▶ [DIRECTIVE] Would you retype, word for word, the line with "Give me a plain-text" and every line after it through the end of the records below?

Start of DATASET EXTRACT

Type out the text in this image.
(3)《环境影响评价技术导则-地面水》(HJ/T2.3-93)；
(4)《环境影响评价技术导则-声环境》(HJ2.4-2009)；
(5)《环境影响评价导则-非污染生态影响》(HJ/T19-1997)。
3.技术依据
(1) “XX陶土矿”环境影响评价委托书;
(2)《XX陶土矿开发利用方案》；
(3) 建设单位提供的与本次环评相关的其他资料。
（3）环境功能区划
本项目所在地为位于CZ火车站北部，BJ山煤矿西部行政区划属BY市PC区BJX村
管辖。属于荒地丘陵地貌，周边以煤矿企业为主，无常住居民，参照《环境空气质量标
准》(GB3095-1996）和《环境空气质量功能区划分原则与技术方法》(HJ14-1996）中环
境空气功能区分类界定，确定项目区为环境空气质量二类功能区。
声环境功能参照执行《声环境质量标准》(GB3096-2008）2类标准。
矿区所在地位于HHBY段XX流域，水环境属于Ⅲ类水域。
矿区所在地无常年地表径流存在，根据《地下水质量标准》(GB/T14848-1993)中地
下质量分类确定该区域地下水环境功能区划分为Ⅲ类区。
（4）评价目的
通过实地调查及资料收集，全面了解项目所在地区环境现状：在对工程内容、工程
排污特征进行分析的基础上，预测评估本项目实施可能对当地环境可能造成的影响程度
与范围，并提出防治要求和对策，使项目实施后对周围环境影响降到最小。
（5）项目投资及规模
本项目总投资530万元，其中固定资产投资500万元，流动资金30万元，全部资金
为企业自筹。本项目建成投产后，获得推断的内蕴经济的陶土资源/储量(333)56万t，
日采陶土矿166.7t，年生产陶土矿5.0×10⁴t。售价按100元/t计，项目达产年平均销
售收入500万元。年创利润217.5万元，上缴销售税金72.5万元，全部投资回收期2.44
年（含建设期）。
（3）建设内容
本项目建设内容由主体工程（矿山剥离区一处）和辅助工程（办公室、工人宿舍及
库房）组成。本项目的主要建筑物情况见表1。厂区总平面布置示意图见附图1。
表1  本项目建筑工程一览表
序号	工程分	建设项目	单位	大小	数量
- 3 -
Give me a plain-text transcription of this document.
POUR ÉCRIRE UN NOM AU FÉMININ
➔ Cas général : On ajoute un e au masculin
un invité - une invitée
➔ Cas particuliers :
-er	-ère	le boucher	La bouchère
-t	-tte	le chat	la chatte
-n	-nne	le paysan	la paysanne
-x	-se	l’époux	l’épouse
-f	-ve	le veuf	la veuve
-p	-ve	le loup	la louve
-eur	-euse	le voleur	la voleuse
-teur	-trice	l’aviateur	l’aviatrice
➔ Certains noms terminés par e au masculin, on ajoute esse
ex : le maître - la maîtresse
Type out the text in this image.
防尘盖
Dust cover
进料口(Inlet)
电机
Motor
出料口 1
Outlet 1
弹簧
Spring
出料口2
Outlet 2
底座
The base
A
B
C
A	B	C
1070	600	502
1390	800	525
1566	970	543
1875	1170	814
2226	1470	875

End of DATASET EXTRACT

▶ [WRITTEN REPLY]
Give me a plain-text transcription of this document.
POUR ÉCRIRE UN NOM AU FÉMININ
➔ Cas général : On ajoute un e au masculin
un invité - une invitée
➔ Cas particuliers :
-er	-ère	le boucher	La bouchère
-t	-tte	le chat	la chatte
-n	-nne	le paysan	la paysanne
-x	-se	l’époux	l’épouse
-f	-ve	le veuf	la veuve
-p	-ve	le loup	la louve
-eur	-euse	le voleur	la voleuse
-teur	-trice	l’aviateur	l’aviatrice
➔ Certains noms terminés par e au masculin, on ajoute esse
ex : le maître - la maîtresse
Type out the text in this image.
防尘盖
Dust cover
进料口(Inlet)
电机
Motor
出料口 1
Outlet 1
弹簧
Spring
出料口2
Outlet 2
底座
The base
A
B
C
A	B	C
1070	600	502
1390	800	525
1566	970	543
1875	1170	814
2226	1470	875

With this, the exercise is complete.